— EXCERPT —
Molecular Monday: The Four Elements

September 18, 2017

For some reason, I’ve been thinking a lot lately about the original elements, the four elements Aristotle wrote about many millennia ago: fire, water, wind, and earth. Of course we no longer think of these as elements in the chemical sense. Instead we have the periodic table of elements, with well over a hundred elements identified so far.

But just for fun, I thought I’d try to find a way to connect the old Aristotelian elements to the first four modern chemical elements: hydrogen, helium, lithium, and beryllium. Here’s what I came up with:

  • Hydrogen: Let’s start by associating hydrogen with “water.” The word hydrogen actually means “water maker.” It got its name because in 1783, Antoine Lavoisier demonstrated that the oxidation of hydrogen gas produced water (this experiment also proved that water is not elemental).
  • Helium: Helium was first detected in the solar spectrum in 1868 and was thus named after the Greek word for “sun.” The Sun is pretty fiery, so my first instinct was to make helium represent “fire.” But I’m going to go with “air” instead, because of helium’s use in balloons and airships.
  • Lithium: As I’ve written about previously, lithium was first discovered using a method called a flame test. When a chemical substance is burned, the color of the flame can be used to determine the chemical’s identity. Lithium burns with a characteristic bright crimson flame. Therefore, I’m choosing to associate lithium with “fire.”
  • Beryllium: Beryllium was first identified in 1798 as a component of the mineral beryl, specifically a form of green beryl we all know as an emerald. So I think I can safely wrap this little game up by connecting beryllium with “earth.”

So how did I do? Do you agree with the connections I came up with? Are there other connections we could think up that might work better?

Okay, maybe this was more of an exercise in creativity than science. I’m okay with that. And besides, in the half-hour I spent researching for this post, I learned a few things about the first four elements of the periodic table that I didn’t know before. That’s always a plus.

Anyway, next time on Molecular Monday, we’ll be talking about boron. Now I wonder if I can find some way to associate boron with the girl from The Fifth Element.


Molecular Monday: Lithium Brine

September 4, 2017

Welcome back to another edition of Molecular Mondays, a special biweekly series here on Planet Pailly combining two of my least favorite things: chemistry and Mondays.

These past few weeks, I’ve been reading a lot and learning a lot about lithium, because I’m a science fiction writer and I need to know stuff about this particular element for worldbuilding purposes. Except so far, I seem to be doing more world-destroying than worldbuilding.

Lithium is the kind of element that tends to form really strong chemical bonds—so strong that once lithium bonds to other elements, it can be really difficult to make it let go.

In fact Johan Arfwedson, the chemist who discovered lithium, was never able to isolate the element by itself. He could only infer its existence based on the unusually bright crimson color produced when a lithium-containing compound was burned (in other words, he was only able to identify it spectroscopically).

Given how hard it is to isolate lithium, I assumed lithium mining must be an arduous task. And it probably would be if we had to extract it directly from rock; but over three quarters of the world’s commercially available lithium does not come from rock. It comes from brine.

Region boundary data:
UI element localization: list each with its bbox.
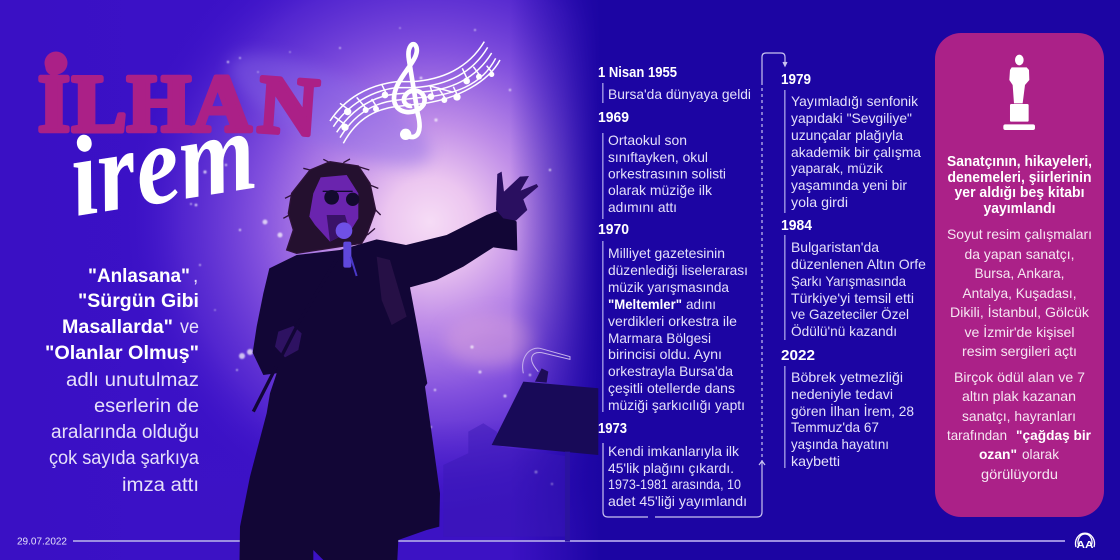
music stand — [492, 348, 598, 542]
entry 1970 — [598, 222, 748, 413]
entry 1984: Ödülü'nü kazandı — [791, 322, 897, 339]
panel text: awards: Birçok ödül alan ve 7 — [954, 369, 1085, 385]
entry 1979: yaparak, müzik — [791, 160, 884, 176]
entry 1969 — [598, 110, 726, 219]
footer rule — [73, 540, 1065, 542]
entry 1970: 1970 — [598, 222, 629, 238]
entry 1970: Marmara Bölgesi — [608, 330, 711, 346]
quote text block: aralarında olduğu — [51, 422, 199, 443]
entry 2022: Böbrek yetmezliği — [791, 369, 903, 385]
quote text block: çok sayıda şarkıya — [49, 448, 199, 469]
entry 1984 — [781, 218, 926, 340]
entry 2022: 2022 — [781, 348, 815, 364]
entry 1970: düzenlediği liselerarası — [608, 262, 748, 278]
entry 1970: çeşitli otellerde dans — [608, 380, 735, 396]
entry 1955: Bursa'da dünyaya geldi — [608, 86, 751, 102]
figure: singer on stage — [239, 159, 598, 560]
entry 1973: Kendi imkanlarıyla ilk — [608, 443, 740, 459]
entry 1973 — [598, 421, 747, 509]
entry 1973: 1973 — [598, 421, 627, 437]
entry 1984: ve Gazeteciler Özel — [791, 305, 909, 322]
panel text: paintings: Bursa, Ankara, — [974, 265, 1064, 281]
logo: AA: AA — [1076, 539, 1094, 551]
entry 1970: müzik yarışmasında — [608, 279, 729, 295]
entry 1979 — [781, 72, 921, 213]
entry 1979: yapıdaki "Sevgiliye" — [791, 110, 912, 126]
timeline column 1 — [598, 65, 751, 509]
panel text: awards: sanatçı, hayranları — [962, 408, 1076, 424]
entry 2022: gören İlhan İrem, 28 — [791, 402, 914, 419]
entry 1979: yaşamında yeni bir — [791, 177, 907, 193]
coat — [239, 210, 517, 560]
quote text block: eserlerin de — [94, 396, 199, 417]
panel text: paintings: resim sergileri açtı — [962, 343, 1077, 359]
entry 1984: düzenlenen Altın Orfe — [791, 256, 926, 272]
panel text: awards: ozan" — [979, 446, 1017, 462]
panel text: paintings: Soyut resim çalışmaları — [947, 226, 1092, 242]
title: İLHAN — [38, 58, 321, 153]
entry 1955: 1 Nisan 1955 — [598, 65, 677, 81]
panel heading — [947, 154, 1092, 217]
sunglasses — [323, 190, 359, 206]
panel text: paintings — [947, 226, 1092, 359]
panel heading: denemeleri, şiirlerinin — [948, 170, 1092, 186]
entry 1984: Şarkı Yarışmasında — [791, 273, 906, 289]
treble clef — [394, 44, 425, 137]
panel text: awards: olarak — [1022, 446, 1060, 462]
entry 1969: adımını attı — [608, 199, 677, 215]
entry 1973: adet 45'liği yayımlandı — [608, 493, 747, 509]
timeline connector arrow — [603, 53, 787, 517]
entry 1979: uzunçalar plağıyla — [791, 127, 903, 143]
entry 2022: Temmuz'da 67 — [791, 419, 879, 435]
entry 1984: Türkiye'yi temsil etti — [791, 290, 914, 306]
entry 1970: "Meltemler" — [608, 296, 682, 312]
quote text block — [45, 266, 199, 496]
panel heading: Sanatçının, hikayeleri, — [947, 154, 1092, 170]
face — [309, 175, 358, 242]
quote text block: imza attı — [122, 475, 199, 496]
hair — [283, 159, 381, 253]
panel: purple achievements card — [935, 33, 1104, 517]
entry 1969: 1969 — [598, 110, 629, 126]
entry 2022: yaşında hayatını — [791, 436, 889, 452]
logo: AA — [1076, 533, 1094, 551]
panel text: paintings: Antalya, Kuşadası, — [962, 285, 1076, 301]
hand holding cable — [275, 326, 302, 357]
quote text block: "Sürgün Gibi — [78, 291, 199, 312]
entry 1955 — [598, 65, 751, 103]
entry 1970: verdikleri orkestra ile — [608, 313, 737, 329]
entry 1979: yola girdi — [791, 194, 848, 210]
entry 1970: adını — [686, 296, 716, 312]
entry 1970: müziği şarkıcılığı yaptı — [608, 397, 745, 413]
panel text: paintings: Dikili, İstanbul, Gölcük — [950, 303, 1090, 320]
quote text block: adlı unutulmaz — [66, 370, 199, 391]
entry 1970: orkestrayla Bursa'da — [608, 363, 733, 379]
icon: statuette trophy — [1003, 55, 1035, 130]
entry 1973: 1973-1981 arasında, 10 — [608, 476, 741, 492]
quote text block: "Olanlar Olmuş" — [45, 343, 199, 364]
date: 29.07.2022 — [17, 536, 67, 548]
entry 1984: Bulgaristan'da — [791, 239, 879, 255]
raised hand — [496, 172, 538, 221]
cable and stick — [253, 257, 338, 412]
timeline column 2 — [781, 72, 926, 469]
panel text: awards: altın plak kazanan — [962, 388, 1076, 404]
entry 2022: nedeniyle tedavi — [791, 386, 893, 402]
panel text: awards: görülüyordu — [981, 466, 1058, 482]
icon: music staff and treble clef — [330, 42, 500, 143]
panel text: awards: "çağdaş bir — [1016, 427, 1092, 443]
panel text: awards — [947, 369, 1092, 482]
coat lapel highlight — [377, 257, 407, 325]
quote text block: ve — [180, 317, 199, 338]
entry 1979: akademik bir çalışma — [791, 144, 921, 160]
title — [38, 52, 321, 241]
entry 1969: sınıftayken, okul — [608, 149, 708, 165]
entry 1969: Ortaokul son — [608, 132, 687, 148]
background musician shadow — [443, 423, 570, 537]
quote text block: , — [193, 266, 198, 287]
entry 1969: olarak müziğe ilk — [608, 182, 713, 198]
entry 1970: birincisi oldu. Aynı — [608, 346, 722, 362]
entry 1979: 1979 — [781, 72, 811, 88]
entry 2022 — [781, 348, 914, 469]
panel text: awards: tarafından — [947, 427, 1007, 443]
entry 1984: 1984 — [781, 218, 812, 234]
entry 1969: orkestrasının solisti — [608, 166, 726, 182]
panel text: paintings: ve İzmir'de kişisel — [964, 323, 1074, 340]
entry 1979: Yayımladığı senfonik — [791, 93, 919, 109]
panel heading: yer aldığı beş kitabı — [954, 185, 1084, 201]
panel heading: yayımlandı — [984, 201, 1056, 217]
microphone — [336, 222, 357, 276]
quote text block: "Anlasana" — [88, 266, 190, 287]
title: irem — [60, 86, 264, 241]
entry 1970: Milliyet gazetesinin — [608, 245, 725, 261]
panel text: paintings: da yapan sanatçı, — [964, 246, 1074, 262]
entry 2022: kaybetti — [791, 453, 840, 469]
quote text block: Masallarda" — [62, 317, 173, 338]
background photo: galaxy — [0, 0, 594, 560]
entry 1973: 45'lik plağını çıkardı. — [608, 460, 734, 476]
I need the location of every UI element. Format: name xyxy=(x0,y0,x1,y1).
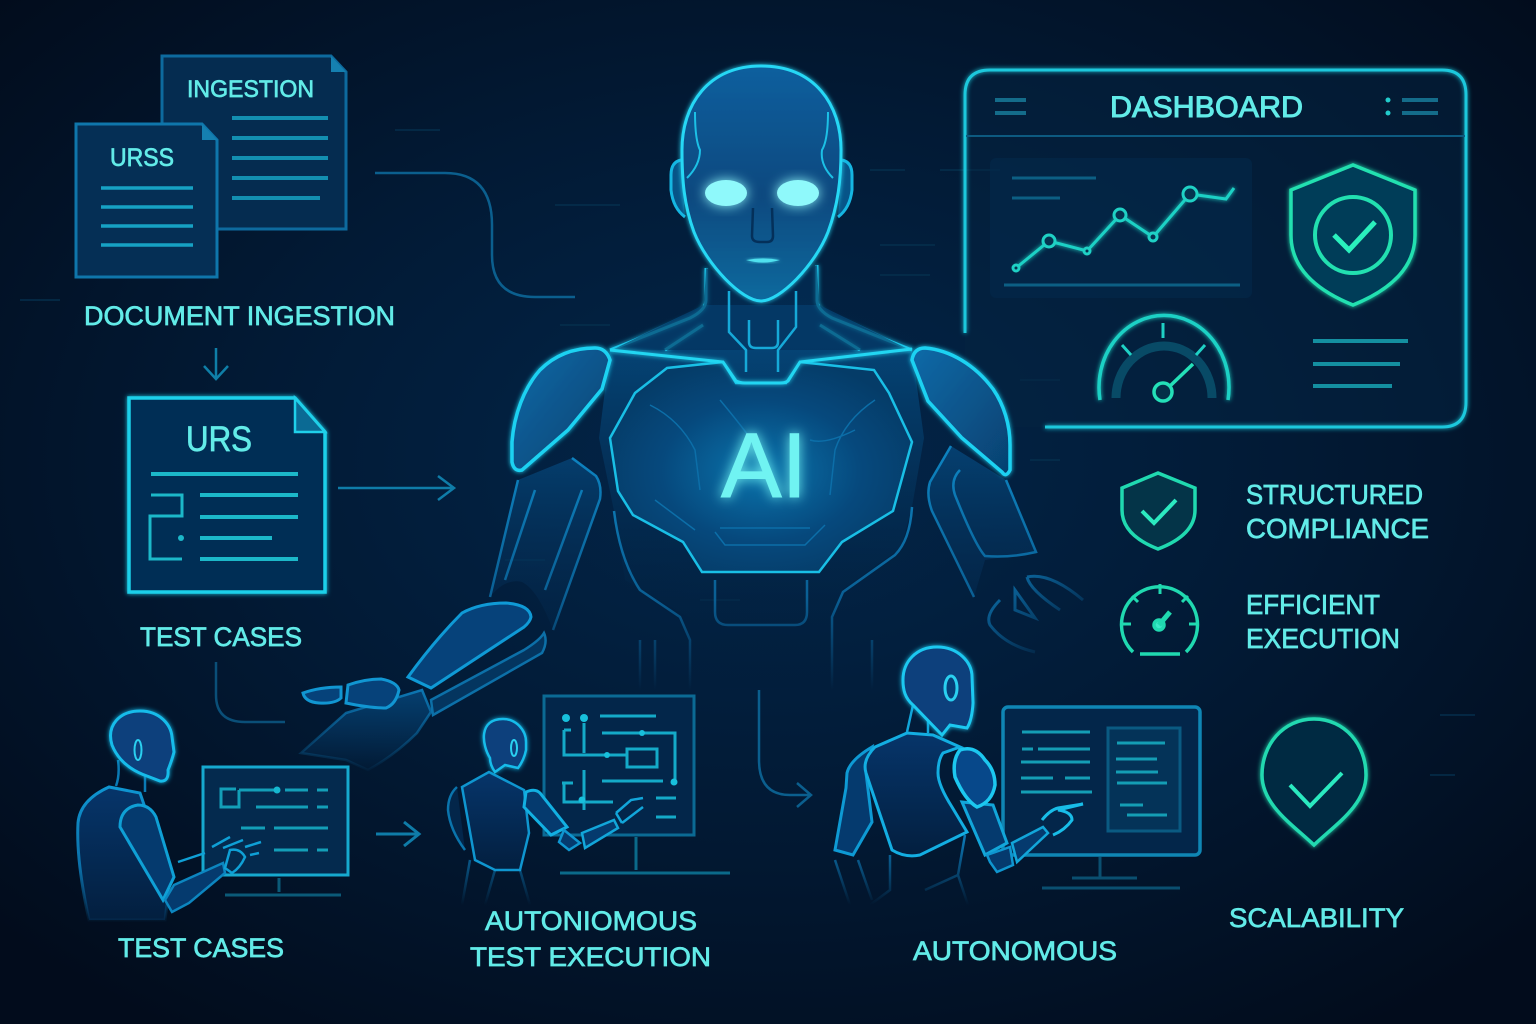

— GIVEN PROBLEM 1 —
Answer these about the Molecular Monday posts, one per line, marked (a), (b), (c):
(a) In what year did Antoine Lavoisier show that oxidizing hydrogen gas produced water?
(b) Beryllium was first identified as a component of which mineral?
(c) What share of the world's commercially available lithium comes from brine?
— GIVEN PROBLEM 2 —
Copy the stretch of the Molecular Monday posts from "Molecular Monday: Lithium Brine" through "world-destroying than worldbuilding.".
The records have no role in this work.

— WRITTEN RESPONSE 1 —
(a) 1783
(b) Beryl
(c) Over three quarters

— WRITTEN RESPONSE 2 —
Molecular Monday: Lithium Brine

September 4, 2017

Welcome back to another edition of Molecular Mondays, a special biweekly series here on Planet Pailly combining two of my least favorite things: chemistry and Mondays.

These past few weeks, I’ve been reading a lot and learning a lot about lithium, because I’m a science fiction writer and I need to know stuff about this particular element for worldbuilding purposes. Except so far, I seem to be doing more world-destroying than worldbuilding.